*TO BE DONE*.
What is the number of lines holding the word "marker"? Give that number alone.

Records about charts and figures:
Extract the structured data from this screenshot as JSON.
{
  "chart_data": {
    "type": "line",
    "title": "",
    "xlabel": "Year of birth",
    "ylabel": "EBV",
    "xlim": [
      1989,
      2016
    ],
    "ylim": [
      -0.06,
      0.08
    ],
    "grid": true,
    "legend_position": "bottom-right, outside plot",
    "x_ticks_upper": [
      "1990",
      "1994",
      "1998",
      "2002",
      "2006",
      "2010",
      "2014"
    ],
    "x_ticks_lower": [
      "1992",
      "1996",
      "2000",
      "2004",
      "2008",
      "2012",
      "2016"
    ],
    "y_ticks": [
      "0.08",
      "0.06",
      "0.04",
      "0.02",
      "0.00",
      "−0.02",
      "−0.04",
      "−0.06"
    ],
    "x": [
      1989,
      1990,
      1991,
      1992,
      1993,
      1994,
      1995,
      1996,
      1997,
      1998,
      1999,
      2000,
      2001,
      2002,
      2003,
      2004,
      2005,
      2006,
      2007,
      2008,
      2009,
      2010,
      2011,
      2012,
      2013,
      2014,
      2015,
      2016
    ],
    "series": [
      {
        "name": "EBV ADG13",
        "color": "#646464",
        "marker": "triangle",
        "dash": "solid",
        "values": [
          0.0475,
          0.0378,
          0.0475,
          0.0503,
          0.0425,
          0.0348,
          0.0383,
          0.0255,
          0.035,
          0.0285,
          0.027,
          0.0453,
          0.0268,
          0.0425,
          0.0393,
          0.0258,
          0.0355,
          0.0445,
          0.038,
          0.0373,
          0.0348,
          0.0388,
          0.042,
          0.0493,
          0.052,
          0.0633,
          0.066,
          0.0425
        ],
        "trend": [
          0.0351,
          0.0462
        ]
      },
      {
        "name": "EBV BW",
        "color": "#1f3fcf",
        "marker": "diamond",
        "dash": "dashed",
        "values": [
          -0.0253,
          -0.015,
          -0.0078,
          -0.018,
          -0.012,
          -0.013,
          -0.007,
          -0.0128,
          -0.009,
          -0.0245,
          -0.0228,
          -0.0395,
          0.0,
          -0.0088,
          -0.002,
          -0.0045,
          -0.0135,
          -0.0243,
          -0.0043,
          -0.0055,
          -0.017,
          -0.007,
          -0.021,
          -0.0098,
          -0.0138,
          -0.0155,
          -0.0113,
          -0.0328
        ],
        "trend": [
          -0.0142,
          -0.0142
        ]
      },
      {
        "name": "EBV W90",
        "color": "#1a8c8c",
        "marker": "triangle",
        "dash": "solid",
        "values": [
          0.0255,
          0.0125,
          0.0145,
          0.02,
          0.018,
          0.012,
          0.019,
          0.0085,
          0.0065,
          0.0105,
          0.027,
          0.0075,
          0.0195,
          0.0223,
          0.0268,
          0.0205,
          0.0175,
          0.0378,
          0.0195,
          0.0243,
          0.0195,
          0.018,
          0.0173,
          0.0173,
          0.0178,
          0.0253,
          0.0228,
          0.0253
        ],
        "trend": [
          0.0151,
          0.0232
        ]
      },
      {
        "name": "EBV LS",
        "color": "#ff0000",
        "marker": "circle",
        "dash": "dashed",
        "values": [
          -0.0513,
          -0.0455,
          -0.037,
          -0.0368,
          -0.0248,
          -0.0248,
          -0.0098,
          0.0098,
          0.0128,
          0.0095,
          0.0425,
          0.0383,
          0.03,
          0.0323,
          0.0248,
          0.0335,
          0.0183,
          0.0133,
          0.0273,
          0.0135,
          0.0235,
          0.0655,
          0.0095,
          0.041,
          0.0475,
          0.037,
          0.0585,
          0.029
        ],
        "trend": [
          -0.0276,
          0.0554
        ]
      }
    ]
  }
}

*THE COMPLETED TASK*.
4